(Saved data entries)
◇ ◇ ◇ ◇ ◇
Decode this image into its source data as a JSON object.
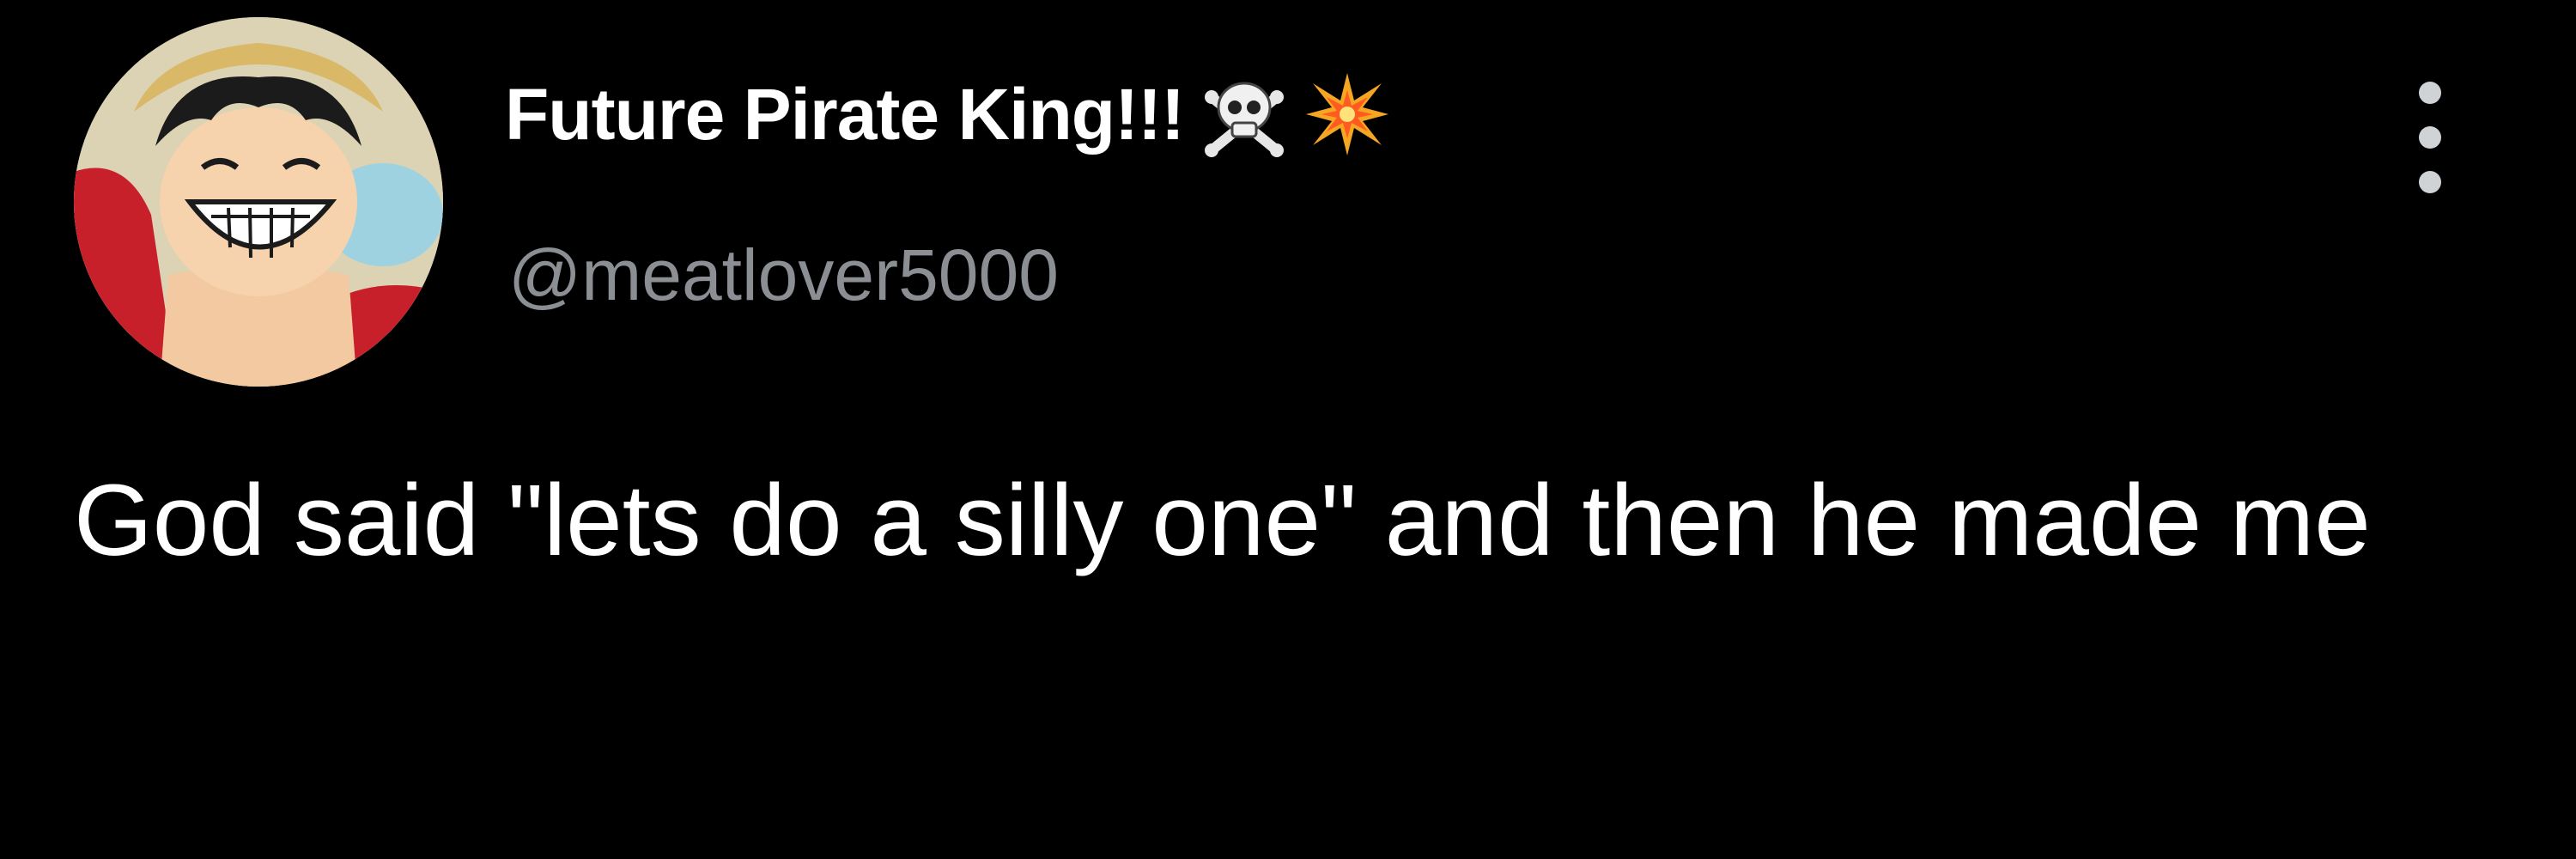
{
  "author": {
    "display_name": "Future Pirate King!!!",
    "display_name_emojis": [
      "skull-and-crossbones-icon",
      "collision-icon"
    ],
    "handle": "@meatlover5000",
    "avatar": "profile-avatar-anime-character"
  },
  "tweet": {
    "text": "God said \"lets do a silly one\" and then he made me"
  },
  "menu": {
    "more_icon": "vertical-ellipsis-icon"
  },
  "colors": {
    "background": "#000000",
    "primary_text": "#ffffff",
    "secondary_text": "#8b8f94"
  }
}
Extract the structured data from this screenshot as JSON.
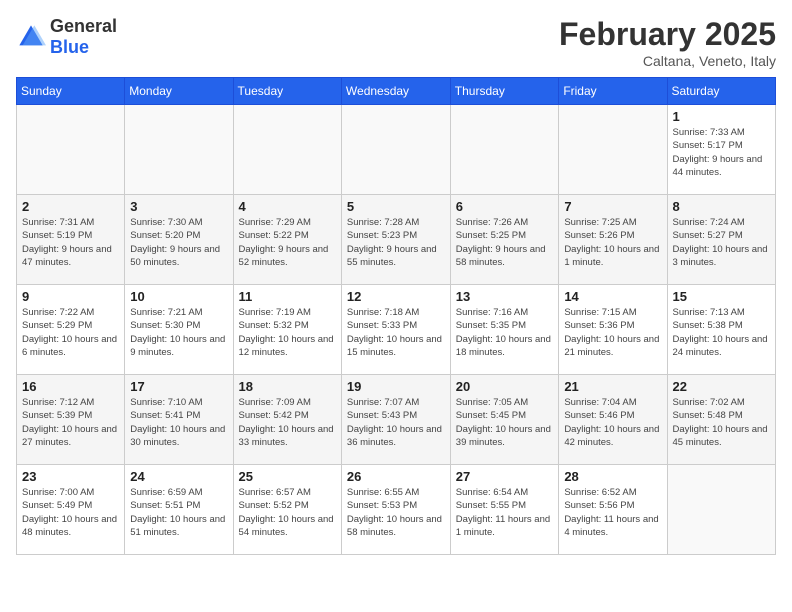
{
  "header": {
    "logo_general": "General",
    "logo_blue": "Blue",
    "title": "February 2025",
    "subtitle": "Caltana, Veneto, Italy"
  },
  "days_of_week": [
    "Sunday",
    "Monday",
    "Tuesday",
    "Wednesday",
    "Thursday",
    "Friday",
    "Saturday"
  ],
  "weeks": [
    [
      {
        "day": "",
        "info": ""
      },
      {
        "day": "",
        "info": ""
      },
      {
        "day": "",
        "info": ""
      },
      {
        "day": "",
        "info": ""
      },
      {
        "day": "",
        "info": ""
      },
      {
        "day": "",
        "info": ""
      },
      {
        "day": "1",
        "info": "Sunrise: 7:33 AM\nSunset: 5:17 PM\nDaylight: 9 hours and 44 minutes."
      }
    ],
    [
      {
        "day": "2",
        "info": "Sunrise: 7:31 AM\nSunset: 5:19 PM\nDaylight: 9 hours and 47 minutes."
      },
      {
        "day": "3",
        "info": "Sunrise: 7:30 AM\nSunset: 5:20 PM\nDaylight: 9 hours and 50 minutes."
      },
      {
        "day": "4",
        "info": "Sunrise: 7:29 AM\nSunset: 5:22 PM\nDaylight: 9 hours and 52 minutes."
      },
      {
        "day": "5",
        "info": "Sunrise: 7:28 AM\nSunset: 5:23 PM\nDaylight: 9 hours and 55 minutes."
      },
      {
        "day": "6",
        "info": "Sunrise: 7:26 AM\nSunset: 5:25 PM\nDaylight: 9 hours and 58 minutes."
      },
      {
        "day": "7",
        "info": "Sunrise: 7:25 AM\nSunset: 5:26 PM\nDaylight: 10 hours and 1 minute."
      },
      {
        "day": "8",
        "info": "Sunrise: 7:24 AM\nSunset: 5:27 PM\nDaylight: 10 hours and 3 minutes."
      }
    ],
    [
      {
        "day": "9",
        "info": "Sunrise: 7:22 AM\nSunset: 5:29 PM\nDaylight: 10 hours and 6 minutes."
      },
      {
        "day": "10",
        "info": "Sunrise: 7:21 AM\nSunset: 5:30 PM\nDaylight: 10 hours and 9 minutes."
      },
      {
        "day": "11",
        "info": "Sunrise: 7:19 AM\nSunset: 5:32 PM\nDaylight: 10 hours and 12 minutes."
      },
      {
        "day": "12",
        "info": "Sunrise: 7:18 AM\nSunset: 5:33 PM\nDaylight: 10 hours and 15 minutes."
      },
      {
        "day": "13",
        "info": "Sunrise: 7:16 AM\nSunset: 5:35 PM\nDaylight: 10 hours and 18 minutes."
      },
      {
        "day": "14",
        "info": "Sunrise: 7:15 AM\nSunset: 5:36 PM\nDaylight: 10 hours and 21 minutes."
      },
      {
        "day": "15",
        "info": "Sunrise: 7:13 AM\nSunset: 5:38 PM\nDaylight: 10 hours and 24 minutes."
      }
    ],
    [
      {
        "day": "16",
        "info": "Sunrise: 7:12 AM\nSunset: 5:39 PM\nDaylight: 10 hours and 27 minutes."
      },
      {
        "day": "17",
        "info": "Sunrise: 7:10 AM\nSunset: 5:41 PM\nDaylight: 10 hours and 30 minutes."
      },
      {
        "day": "18",
        "info": "Sunrise: 7:09 AM\nSunset: 5:42 PM\nDaylight: 10 hours and 33 minutes."
      },
      {
        "day": "19",
        "info": "Sunrise: 7:07 AM\nSunset: 5:43 PM\nDaylight: 10 hours and 36 minutes."
      },
      {
        "day": "20",
        "info": "Sunrise: 7:05 AM\nSunset: 5:45 PM\nDaylight: 10 hours and 39 minutes."
      },
      {
        "day": "21",
        "info": "Sunrise: 7:04 AM\nSunset: 5:46 PM\nDaylight: 10 hours and 42 minutes."
      },
      {
        "day": "22",
        "info": "Sunrise: 7:02 AM\nSunset: 5:48 PM\nDaylight: 10 hours and 45 minutes."
      }
    ],
    [
      {
        "day": "23",
        "info": "Sunrise: 7:00 AM\nSunset: 5:49 PM\nDaylight: 10 hours and 48 minutes."
      },
      {
        "day": "24",
        "info": "Sunrise: 6:59 AM\nSunset: 5:51 PM\nDaylight: 10 hours and 51 minutes."
      },
      {
        "day": "25",
        "info": "Sunrise: 6:57 AM\nSunset: 5:52 PM\nDaylight: 10 hours and 54 minutes."
      },
      {
        "day": "26",
        "info": "Sunrise: 6:55 AM\nSunset: 5:53 PM\nDaylight: 10 hours and 58 minutes."
      },
      {
        "day": "27",
        "info": "Sunrise: 6:54 AM\nSunset: 5:55 PM\nDaylight: 11 hours and 1 minute."
      },
      {
        "day": "28",
        "info": "Sunrise: 6:52 AM\nSunset: 5:56 PM\nDaylight: 11 hours and 4 minutes."
      },
      {
        "day": "",
        "info": ""
      }
    ]
  ]
}
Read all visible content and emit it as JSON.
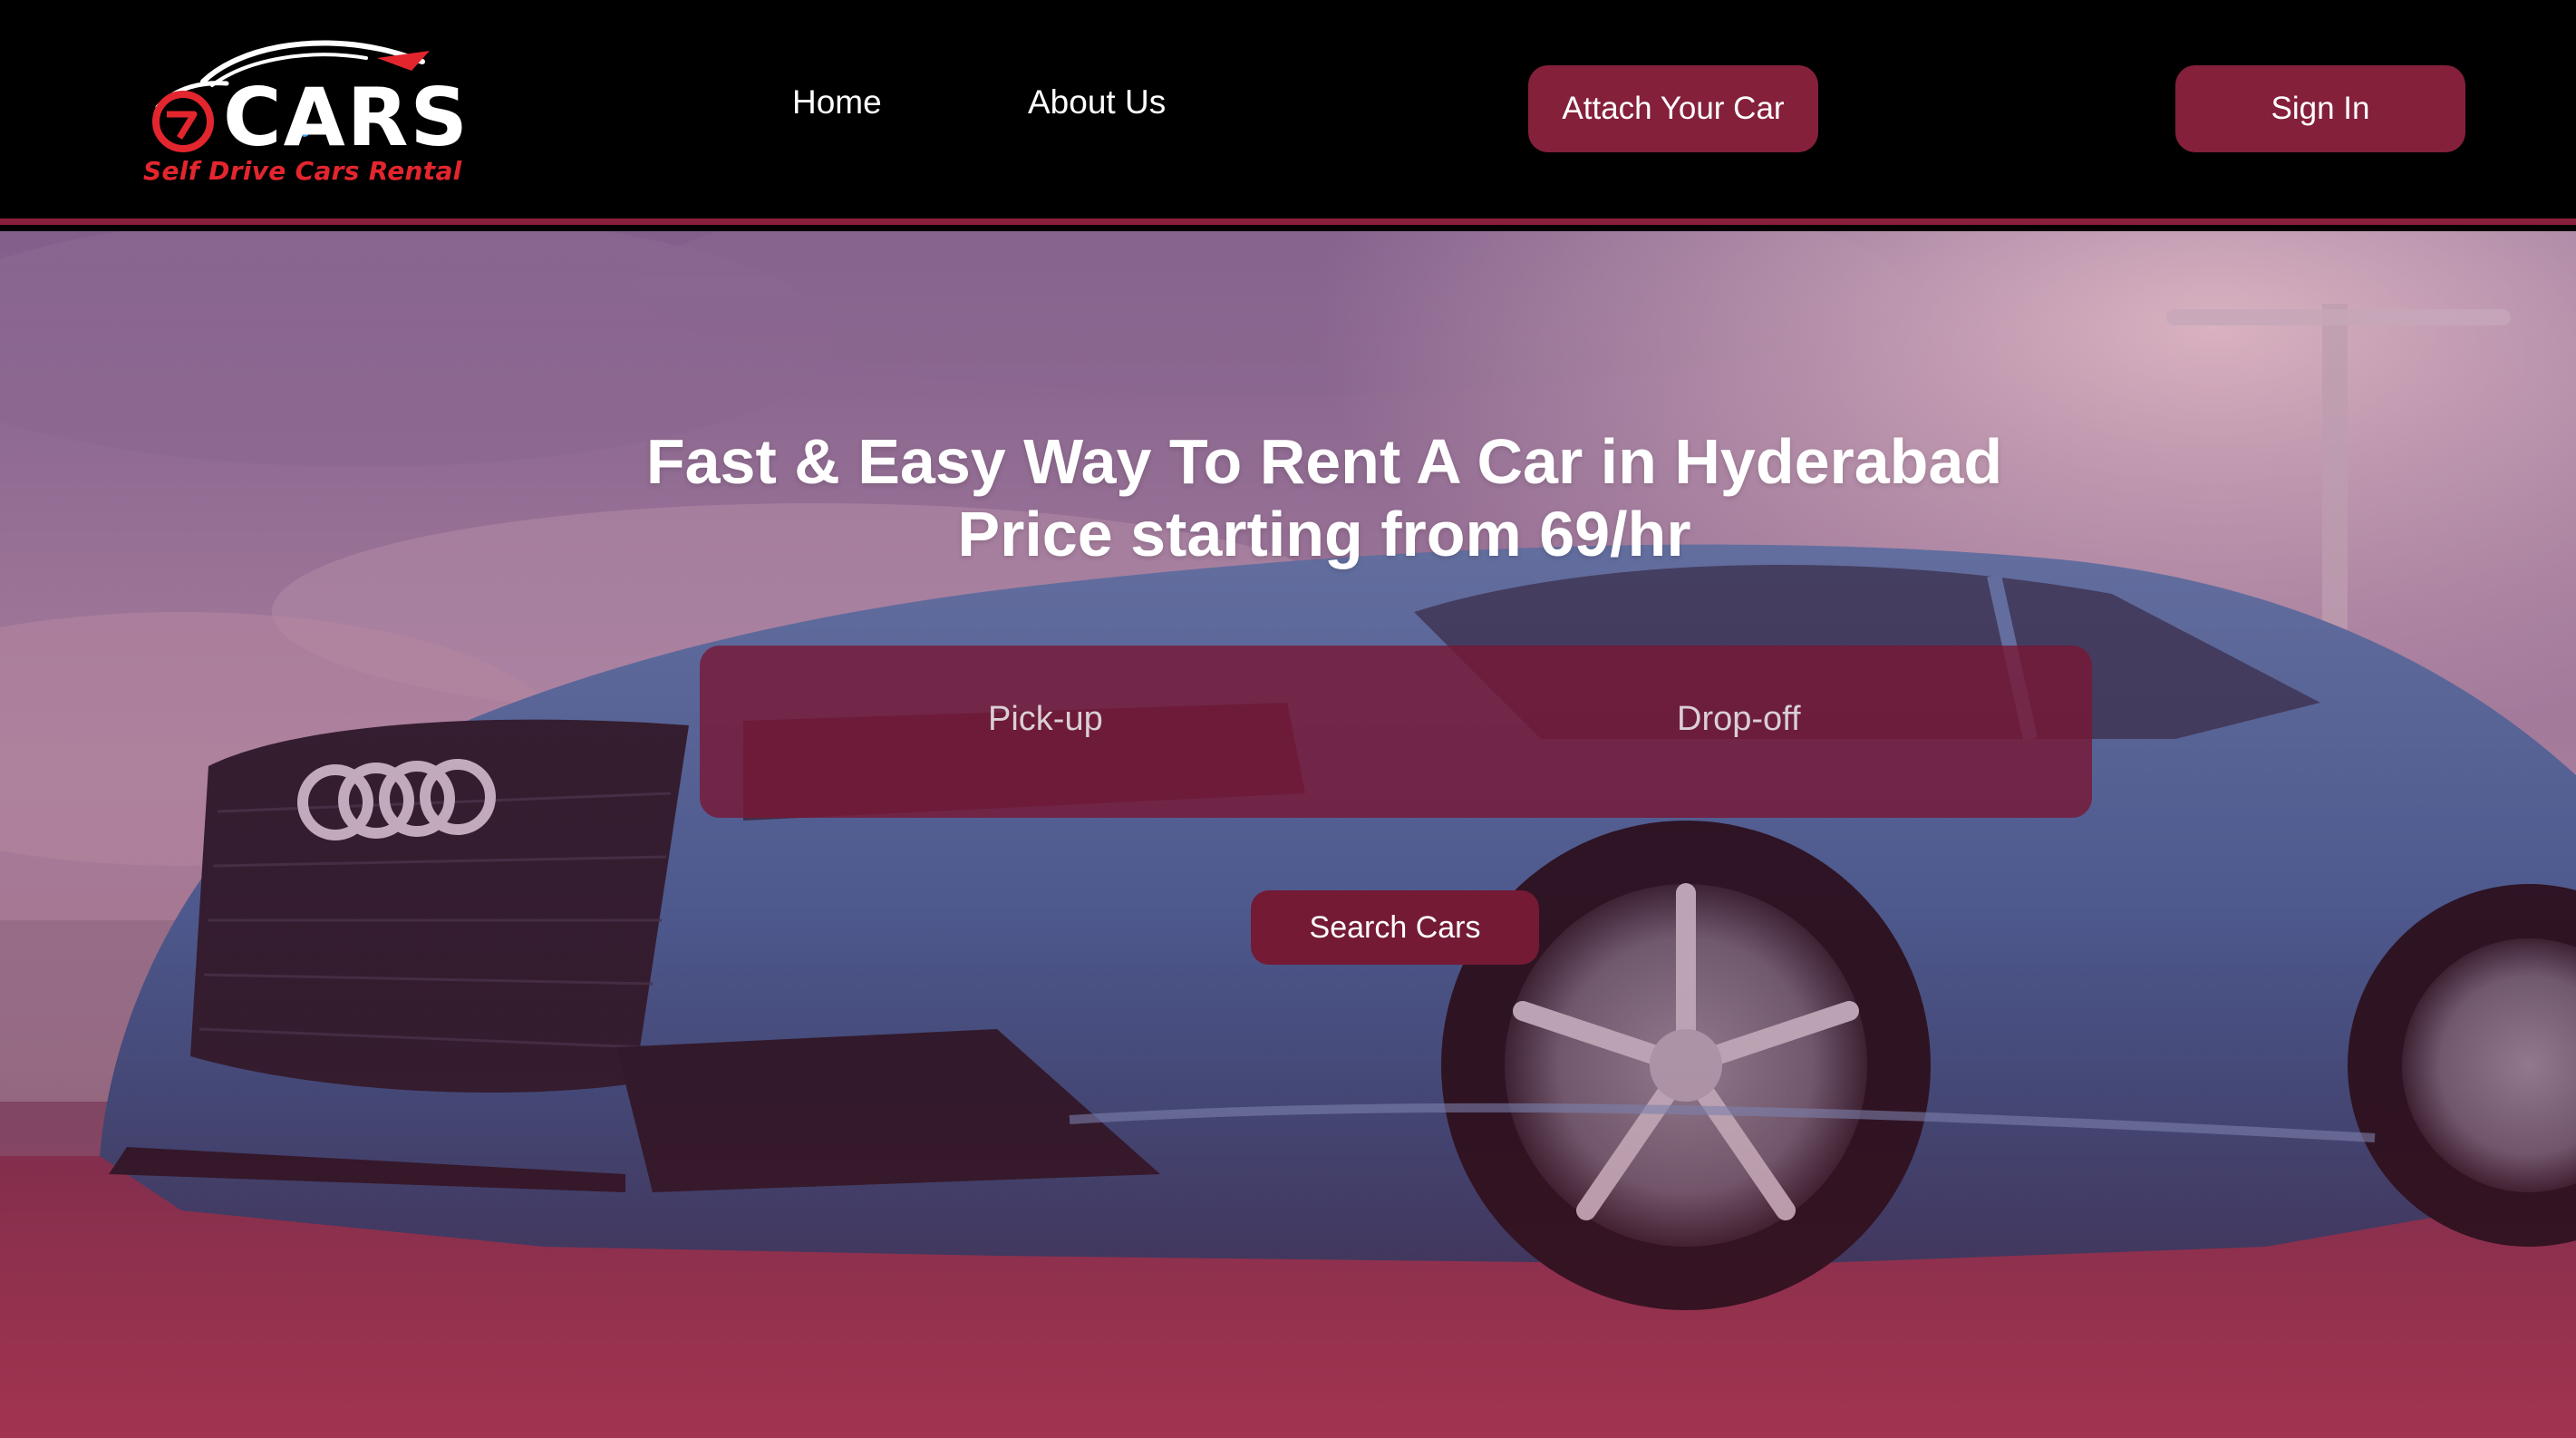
{
  "brand": {
    "logo_word": "CARS",
    "logo_mark": "G7",
    "tagline": "Self Drive Cars Rental",
    "accent_color": "#e3262e"
  },
  "nav": {
    "links": [
      {
        "label": "Home"
      },
      {
        "label": "About Us"
      }
    ],
    "attach_label": "Attach Your Car",
    "signin_label": "Sign In",
    "button_color": "#84203a"
  },
  "hero": {
    "headline_line1": "Fast & Easy Way To Rent A Car in Hyderabad",
    "headline_line2": "Price starting from 69/hr",
    "background": "blue-sedan-photo",
    "search": {
      "pickup_label": "Pick-up",
      "dropoff_label": "Drop-off",
      "button_label": "Search Cars"
    }
  }
}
◇ ◇ ◇ ◇ ◇
What is expected:
Tally the lines of the material above that contain the word "icon" and report the total alone.

Task result:
3